Setiap anak dilahirkan dengan membawa potensi yang memungkinkan
mereka untuk menjadi cerdas. Sifat yang menjadi bawaan itu antara lain :
keingintahuan, daya eksplorasi terhadap lingkungan, spontanitas. Teori
kecerdasan ganda (multiple intelligences) memandang kecerdasan tidak hanya
berdasarkan kemampuan logika atau bahasa saja, namun memiliki
kecerdasan-kecerdasan lain yang selama ini tidak menjadi perhatian. Kecerdasan
tidak dilihat sebagai berhasil dengan baik mengerjakan tes atau mengingat
sejumlah tugas tertentu, namun sebagai kemampuan untuk memecahkan masalah dan
menghasilkan sesuatu yang berharga dalam lingkungannya.
B.
Rumusan Masalah
1.
Apa pengertian dari kecerdasan emosi?
2.
Apa saja faktor yang mempengaruhi kecerdasan emosi?

**Cuplikan Data**.

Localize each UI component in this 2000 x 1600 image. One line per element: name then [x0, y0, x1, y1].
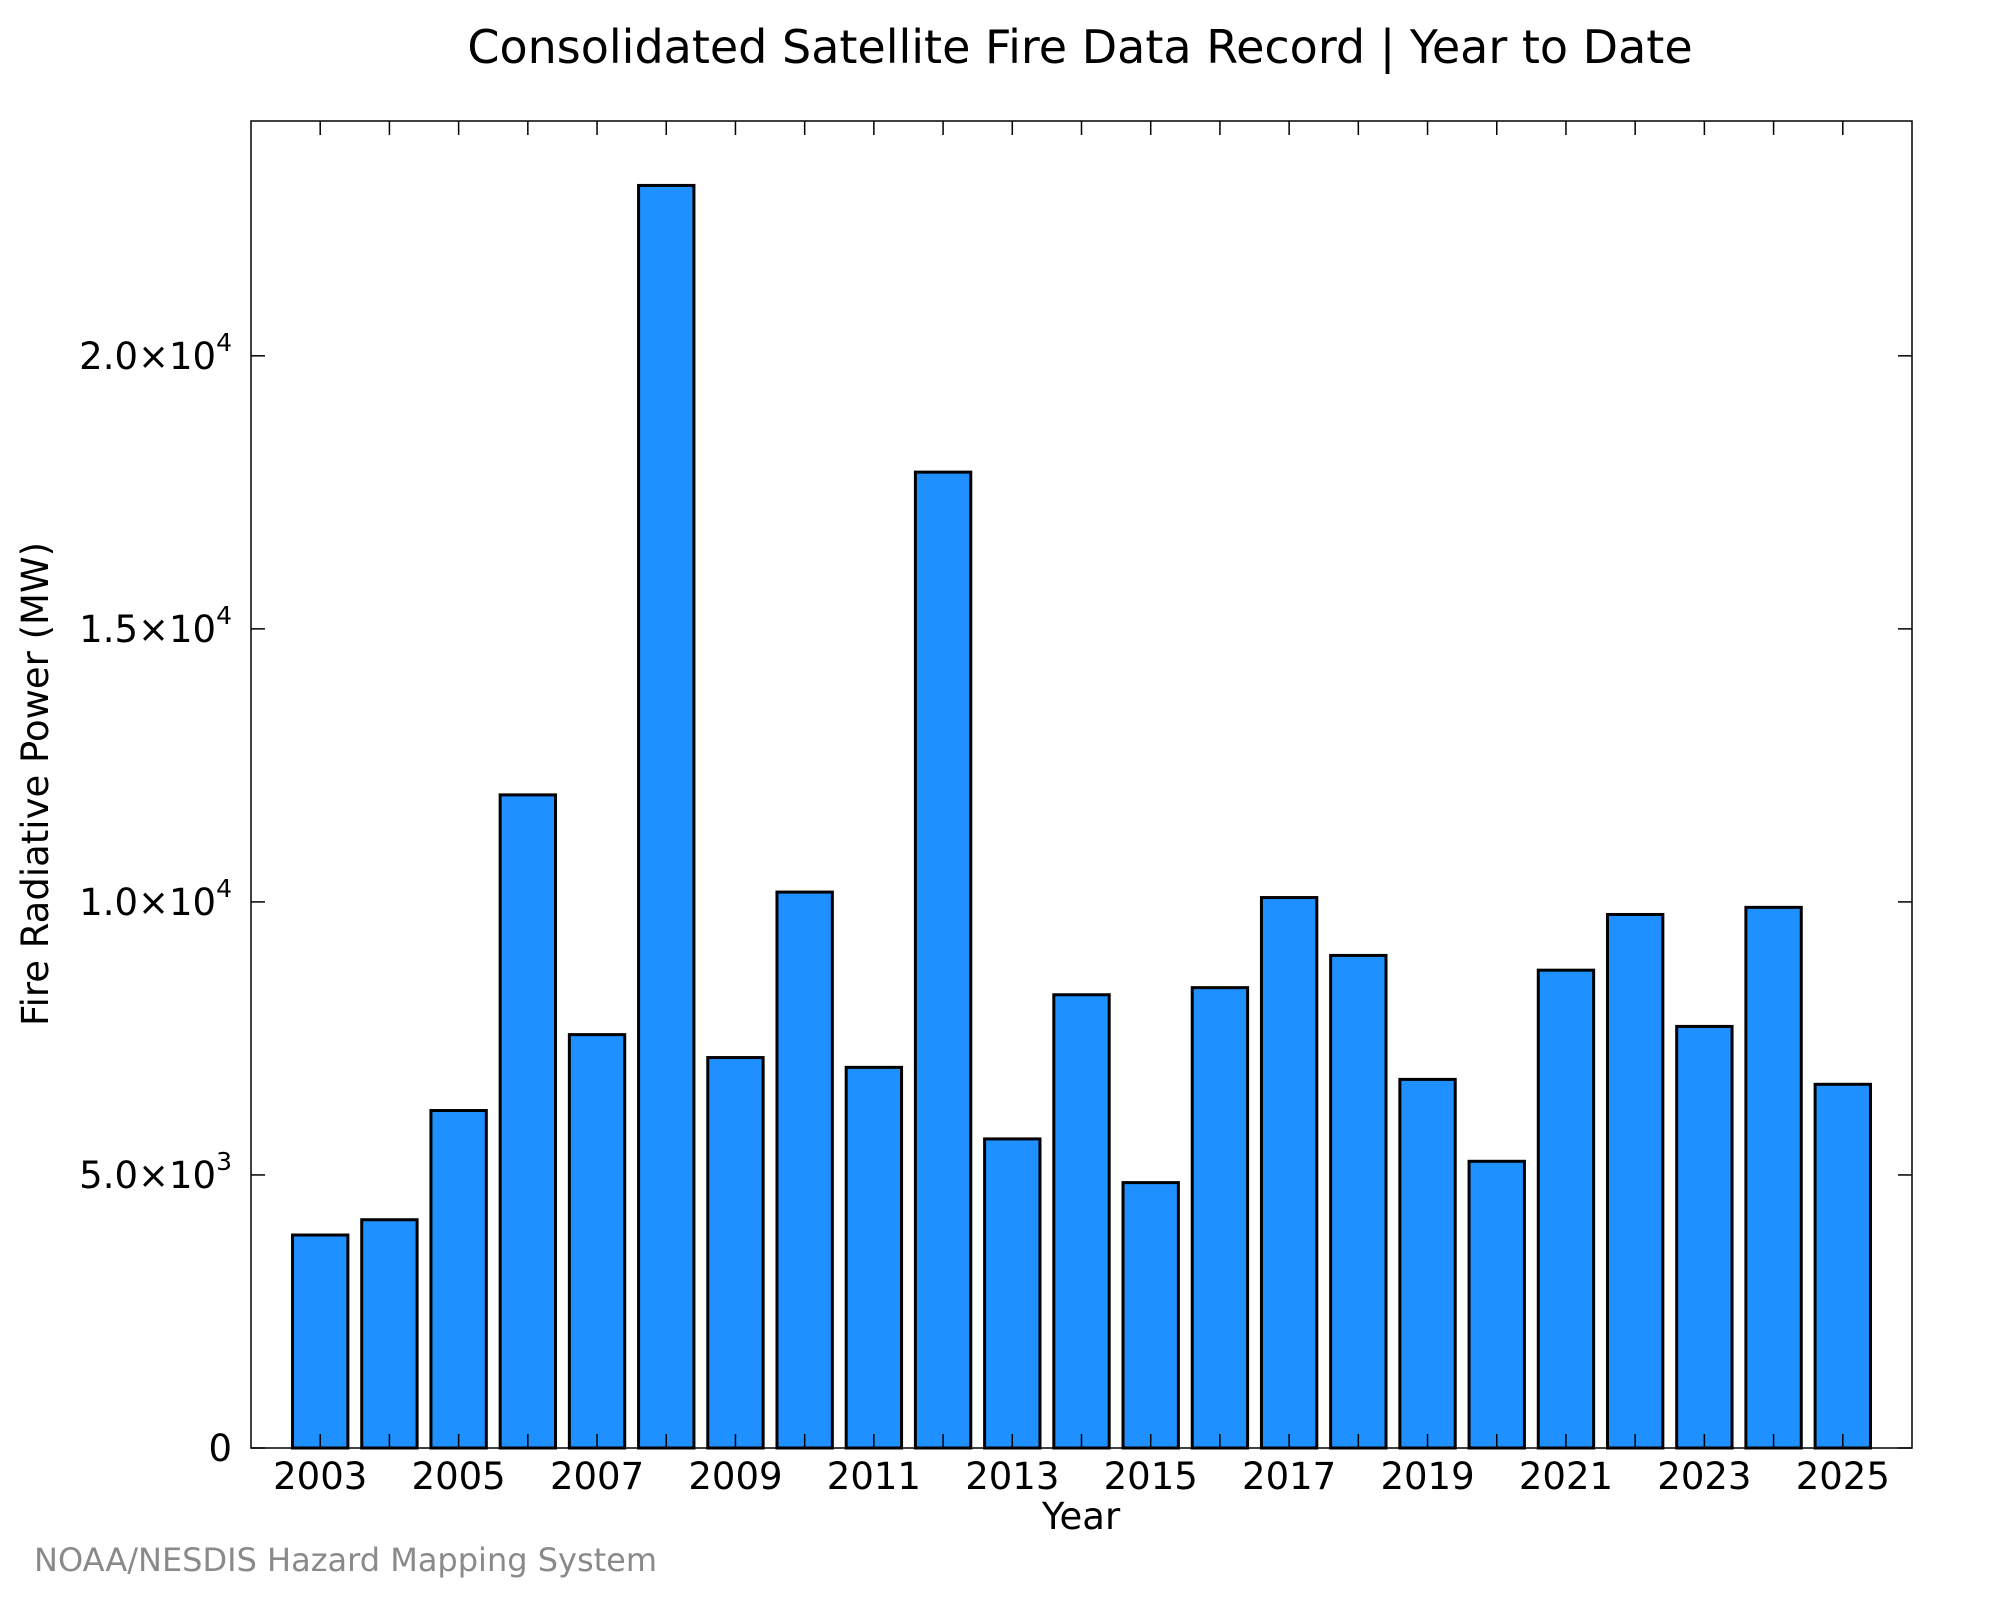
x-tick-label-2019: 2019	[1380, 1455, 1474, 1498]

**Soal Latihan**. Ambil dari teks tentang kecerdasan anak bagian antara "Setiap anak dilahirkan" dan "dari kecerdasan emosi?", termasuk kedua ujungnya, tanpa mengubah satu kata pun.

**Penyelesaian Soal**.
Setiap anak dilahirkan dengan membawa potensi yang memungkinkan
mereka untuk menjadi cerdas. Sifat yang menjadi bawaan itu antara lain :
keingintahuan, daya eksplorasi terhadap lingkungan, spontanitas. Teori
kecerdasan ganda (multiple intelligences) memandang kecerdasan tidak hanya
berdasarkan kemampuan logika atau bahasa saja, namun memiliki
kecerdasan-kecerdasan lain yang selama ini tidak menjadi perhatian. Kecerdasan
tidak dilihat sebagai berhasil dengan baik mengerjakan tes atau mengingat
sejumlah tugas tertentu, namun sebagai kemampuan untuk memecahkan masalah dan
menghasilkan sesuatu yang berharga dalam lingkungannya.
B.
Rumusan Masalah
1.
Apa pengertian dari kecerdasan emosi?